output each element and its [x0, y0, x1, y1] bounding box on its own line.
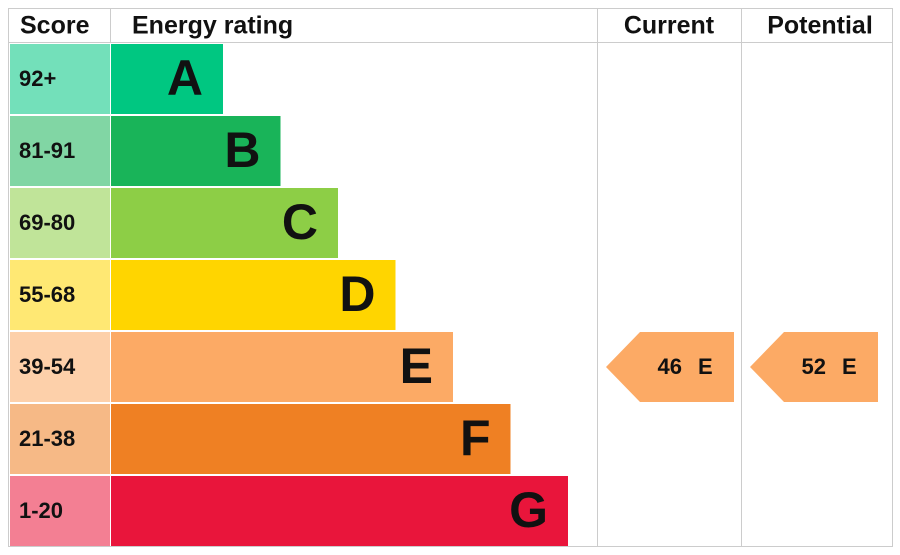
score-label: 55-68: [19, 282, 75, 307]
rating-letter: F: [460, 410, 491, 466]
header-potential: Potential: [767, 12, 873, 40]
current-arrow: [606, 332, 734, 402]
current-letter: E: [698, 354, 713, 379]
header-rating: Energy rating: [132, 12, 293, 40]
rating-bar: [111, 188, 338, 258]
rating-bar: [111, 332, 453, 402]
score-cell: [10, 188, 110, 258]
rating-letter: A: [167, 50, 203, 106]
header-score: Score: [20, 12, 90, 40]
score-label: 69-80: [19, 210, 75, 235]
header-current: Current: [624, 12, 715, 40]
score-cell: [10, 116, 110, 186]
score-cell: [10, 44, 110, 114]
potential-letter: E: [842, 354, 857, 379]
score-label: 1-20: [19, 498, 63, 523]
rating-letter: C: [282, 194, 318, 250]
rating-bar: [111, 116, 281, 186]
potential-arrow: [750, 332, 878, 402]
rating-letter: G: [509, 482, 548, 538]
rating-letter: D: [339, 266, 375, 322]
score-label: 92+: [19, 66, 56, 91]
frame: [8, 8, 893, 547]
rating-letter: B: [224, 122, 260, 178]
score-cell: [10, 332, 110, 402]
rating-bar: [111, 260, 396, 330]
current-value: 46: [658, 354, 682, 379]
score-cell: [10, 404, 110, 474]
rating-bar: [111, 44, 223, 114]
score-label: 21-38: [19, 426, 75, 451]
score-cell: [10, 260, 110, 330]
score-cell: [10, 476, 110, 546]
potential-value: 52: [802, 354, 826, 379]
score-label: 81-91: [19, 138, 75, 163]
rating-bar: [111, 476, 568, 546]
rating-bar: [111, 404, 511, 474]
score-label: 39-54: [19, 354, 76, 379]
rating-letter: E: [400, 338, 433, 394]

Exercise brief:
Can you give the records again with every "rating-bar" changed to "rating-band", keeping everything else the same and leaving out the pictures?

Task response:
output each element and its [x0, y0, x1, y1] bounding box on its own line.
score-label: 55-68: [19, 282, 75, 307]
rating-letter: F: [460, 410, 491, 466]
header-potential: Potential: [767, 12, 873, 40]
current-arrow: [606, 332, 734, 402]
current-letter: E: [698, 354, 713, 379]
header-rating: Energy rating: [132, 12, 293, 40]
rating-band: [111, 188, 338, 258]
rating-band: [111, 332, 453, 402]
score-cell: [10, 188, 110, 258]
rating-letter: A: [167, 50, 203, 106]
header-score: Score: [20, 12, 90, 40]
score-label: 69-80: [19, 210, 75, 235]
header-current: Current: [624, 12, 715, 40]
score-cell: [10, 116, 110, 186]
score-cell: [10, 44, 110, 114]
potential-letter: E: [842, 354, 857, 379]
score-label: 1-20: [19, 498, 63, 523]
rating-letter: C: [282, 194, 318, 250]
rating-band: [111, 116, 281, 186]
potential-arrow: [750, 332, 878, 402]
rating-letter: G: [509, 482, 548, 538]
rating-letter: D: [339, 266, 375, 322]
score-label: 92+: [19, 66, 56, 91]
frame: [8, 8, 893, 547]
rating-letter: B: [224, 122, 260, 178]
score-cell: [10, 332, 110, 402]
rating-band: [111, 260, 396, 330]
current-value: 46: [658, 354, 682, 379]
score-cell: [10, 404, 110, 474]
rating-band: [111, 44, 223, 114]
score-label: 21-38: [19, 426, 75, 451]
score-cell: [10, 260, 110, 330]
score-cell: [10, 476, 110, 546]
potential-value: 52: [802, 354, 826, 379]
score-label: 81-91: [19, 138, 75, 163]
rating-band: [111, 476, 568, 546]
rating-band: [111, 404, 511, 474]
score-label: 39-54: [19, 354, 76, 379]
rating-letter: E: [400, 338, 433, 394]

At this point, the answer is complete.